- Data records -
----

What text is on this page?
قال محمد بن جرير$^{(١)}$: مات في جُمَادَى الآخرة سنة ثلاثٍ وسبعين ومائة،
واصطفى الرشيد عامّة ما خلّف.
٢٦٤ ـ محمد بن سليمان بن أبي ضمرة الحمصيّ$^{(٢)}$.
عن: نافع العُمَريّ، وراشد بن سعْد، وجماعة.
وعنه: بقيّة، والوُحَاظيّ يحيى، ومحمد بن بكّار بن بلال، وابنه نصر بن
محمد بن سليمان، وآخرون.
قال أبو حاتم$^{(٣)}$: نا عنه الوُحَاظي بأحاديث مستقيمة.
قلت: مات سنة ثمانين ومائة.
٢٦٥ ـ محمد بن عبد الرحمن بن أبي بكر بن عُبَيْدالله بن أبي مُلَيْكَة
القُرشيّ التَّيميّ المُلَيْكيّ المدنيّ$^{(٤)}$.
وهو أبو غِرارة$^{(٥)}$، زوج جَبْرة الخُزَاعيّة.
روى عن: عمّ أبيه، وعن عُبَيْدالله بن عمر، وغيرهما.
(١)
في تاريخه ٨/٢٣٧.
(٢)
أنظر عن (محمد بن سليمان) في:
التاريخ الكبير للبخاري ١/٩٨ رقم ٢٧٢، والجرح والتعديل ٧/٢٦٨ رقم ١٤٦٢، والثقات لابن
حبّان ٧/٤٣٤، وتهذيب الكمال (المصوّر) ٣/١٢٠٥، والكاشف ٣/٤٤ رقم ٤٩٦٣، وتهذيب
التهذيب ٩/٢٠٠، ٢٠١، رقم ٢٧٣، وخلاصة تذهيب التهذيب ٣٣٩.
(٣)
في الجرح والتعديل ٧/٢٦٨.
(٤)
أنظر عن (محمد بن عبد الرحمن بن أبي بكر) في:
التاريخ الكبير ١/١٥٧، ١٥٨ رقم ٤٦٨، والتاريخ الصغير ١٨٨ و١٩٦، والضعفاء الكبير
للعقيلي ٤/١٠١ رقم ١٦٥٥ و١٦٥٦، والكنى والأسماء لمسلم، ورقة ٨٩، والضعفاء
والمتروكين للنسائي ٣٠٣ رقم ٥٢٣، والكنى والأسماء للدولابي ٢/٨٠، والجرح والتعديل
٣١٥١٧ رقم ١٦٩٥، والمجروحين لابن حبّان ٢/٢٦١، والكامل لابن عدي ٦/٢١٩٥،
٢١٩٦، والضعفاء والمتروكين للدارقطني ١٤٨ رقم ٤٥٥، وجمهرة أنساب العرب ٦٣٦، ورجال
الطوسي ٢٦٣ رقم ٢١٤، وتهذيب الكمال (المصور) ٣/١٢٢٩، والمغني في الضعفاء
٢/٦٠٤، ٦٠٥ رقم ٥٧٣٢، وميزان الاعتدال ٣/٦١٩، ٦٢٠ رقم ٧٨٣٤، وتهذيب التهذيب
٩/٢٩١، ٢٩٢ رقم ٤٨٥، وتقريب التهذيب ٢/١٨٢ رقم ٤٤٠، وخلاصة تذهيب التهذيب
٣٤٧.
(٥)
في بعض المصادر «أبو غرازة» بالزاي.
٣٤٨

----

- Stated task -
Every line of the records above needs to be given again exactly.

- Task response -
What text is on this page?
قال محمد بن جرير$^{(١)}$: مات في جُمَادَى الآخرة سنة ثلاثٍ وسبعين ومائة،
واصطفى الرشيد عامّة ما خلّف.
٢٦٤ ـ محمد بن سليمان بن أبي ضمرة الحمصيّ$^{(٢)}$.
عن: نافع العُمَريّ، وراشد بن سعْد، وجماعة.
وعنه: بقيّة، والوُحَاظيّ يحيى، ومحمد بن بكّار بن بلال، وابنه نصر بن
محمد بن سليمان، وآخرون.
قال أبو حاتم$^{(٣)}$: نا عنه الوُحَاظي بأحاديث مستقيمة.
قلت: مات سنة ثمانين ومائة.
٢٦٥ ـ محمد بن عبد الرحمن بن أبي بكر بن عُبَيْدالله بن أبي مُلَيْكَة
القُرشيّ التَّيميّ المُلَيْكيّ المدنيّ$^{(٤)}$.
وهو أبو غِرارة$^{(٥)}$، زوج جَبْرة الخُزَاعيّة.
روى عن: عمّ أبيه، وعن عُبَيْدالله بن عمر، وغيرهما.
(١)
في تاريخه ٨/٢٣٧.
(٢)
أنظر عن (محمد بن سليمان) في:
التاريخ الكبير للبخاري ١/٩٨ رقم ٢٧٢، والجرح والتعديل ٧/٢٦٨ رقم ١٤٦٢، والثقات لابن
حبّان ٧/٤٣٤، وتهذيب الكمال (المصوّر) ٣/١٢٠٥، والكاشف ٣/٤٤ رقم ٤٩٦٣، وتهذيب
التهذيب ٩/٢٠٠، ٢٠١، رقم ٢٧٣، وخلاصة تذهيب التهذيب ٣٣٩.
(٣)
في الجرح والتعديل ٧/٢٦٨.
(٤)
أنظر عن (محمد بن عبد الرحمن بن أبي بكر) في:
التاريخ الكبير ١/١٥٧، ١٥٨ رقم ٤٦٨، والتاريخ الصغير ١٨٨ و١٩٦، والضعفاء الكبير
للعقيلي ٤/١٠١ رقم ١٦٥٥ و١٦٥٦، والكنى والأسماء لمسلم، ورقة ٨٩، والضعفاء
والمتروكين للنسائي ٣٠٣ رقم ٥٢٣، والكنى والأسماء للدولابي ٢/٨٠، والجرح والتعديل
٣١٥١٧ رقم ١٦٩٥، والمجروحين لابن حبّان ٢/٢٦١، والكامل لابن عدي ٦/٢١٩٥،
٢١٩٦، والضعفاء والمتروكين للدارقطني ١٤٨ رقم ٤٥٥، وجمهرة أنساب العرب ٦٣٦، ورجال
الطوسي ٢٦٣ رقم ٢١٤، وتهذيب الكمال (المصور) ٣/١٢٢٩، والمغني في الضعفاء
٢/٦٠٤، ٦٠٥ رقم ٥٧٣٢، وميزان الاعتدال ٣/٦١٩، ٦٢٠ رقم ٧٨٣٤، وتهذيب التهذيب
٩/٢٩١، ٢٩٢ رقم ٤٨٥، وتقريب التهذيب ٢/١٨٢ رقم ٤٤٠، وخلاصة تذهيب التهذيب
٣٤٧.
(٥)
في بعض المصادر «أبو غرازة» بالزاي.
٣٤٨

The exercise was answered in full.